======== Supplied data
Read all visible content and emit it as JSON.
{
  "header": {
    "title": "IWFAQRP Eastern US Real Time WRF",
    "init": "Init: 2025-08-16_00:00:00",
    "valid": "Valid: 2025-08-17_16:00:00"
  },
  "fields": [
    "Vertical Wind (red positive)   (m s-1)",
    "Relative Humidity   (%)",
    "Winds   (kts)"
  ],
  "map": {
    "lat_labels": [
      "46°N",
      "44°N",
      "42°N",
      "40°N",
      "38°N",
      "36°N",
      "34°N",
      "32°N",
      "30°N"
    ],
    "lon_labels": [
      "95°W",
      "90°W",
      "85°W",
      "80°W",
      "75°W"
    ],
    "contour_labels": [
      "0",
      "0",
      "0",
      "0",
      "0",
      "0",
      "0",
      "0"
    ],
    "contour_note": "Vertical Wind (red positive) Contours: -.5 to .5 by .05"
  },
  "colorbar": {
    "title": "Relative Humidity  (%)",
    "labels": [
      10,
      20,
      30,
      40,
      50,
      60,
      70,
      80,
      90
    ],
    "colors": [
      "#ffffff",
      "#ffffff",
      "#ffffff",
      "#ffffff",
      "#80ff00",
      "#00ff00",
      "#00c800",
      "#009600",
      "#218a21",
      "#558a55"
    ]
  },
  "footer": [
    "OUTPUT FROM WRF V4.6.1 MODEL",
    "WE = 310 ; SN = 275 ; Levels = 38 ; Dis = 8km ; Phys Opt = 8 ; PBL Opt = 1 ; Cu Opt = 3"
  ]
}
================
- Problem:
Extract all the material, leaving every line as it is.

- Response below:
Read all visible content and emit it as JSON.
{
  "header": {
    "title": "IWFAQRP Eastern US Real Time WRF",
    "init": "Init: 2025-08-16_00:00:00",
    "valid": "Valid: 2025-08-17_16:00:00"
  },
  "fields": [
    "Vertical Wind (red positive)   (m s-1)",
    "Relative Humidity   (%)",
    "Winds   (kts)"
  ],
  "map": {
    "lat_labels": [
      "46°N",
      "44°N",
      "42°N",
      "40°N",
      "38°N",
      "36°N",
      "34°N",
      "32°N",
      "30°N"
    ],
    "lon_labels": [
      "95°W",
      "90°W",
      "85°W",
      "80°W",
      "75°W"
    ],
    "contour_labels": [
      "0",
      "0",
      "0",
      "0",
      "0",
      "0",
      "0",
      "0"
    ],
    "contour_note": "Vertical Wind (red positive) Contours: -.5 to .5 by .05"
  },
  "colorbar": {
    "title": "Relative Humidity  (%)",
    "labels": [
      10,
      20,
      30,
      40,
      50,
      60,
      70,
      80,
      90
    ],
    "colors": [
      "#ffffff",
      "#ffffff",
      "#ffffff",
      "#ffffff",
      "#80ff00",
      "#00ff00",
      "#00c800",
      "#009600",
      "#218a21",
      "#558a55"
    ]
  },
  "footer": [
    "OUTPUT FROM WRF V4.6.1 MODEL",
    "WE = 310 ; SN = 275 ; Levels = 38 ; Dis = 8km ; Phys Opt = 8 ; PBL Opt = 1 ; Cu Opt = 3"
  ]
}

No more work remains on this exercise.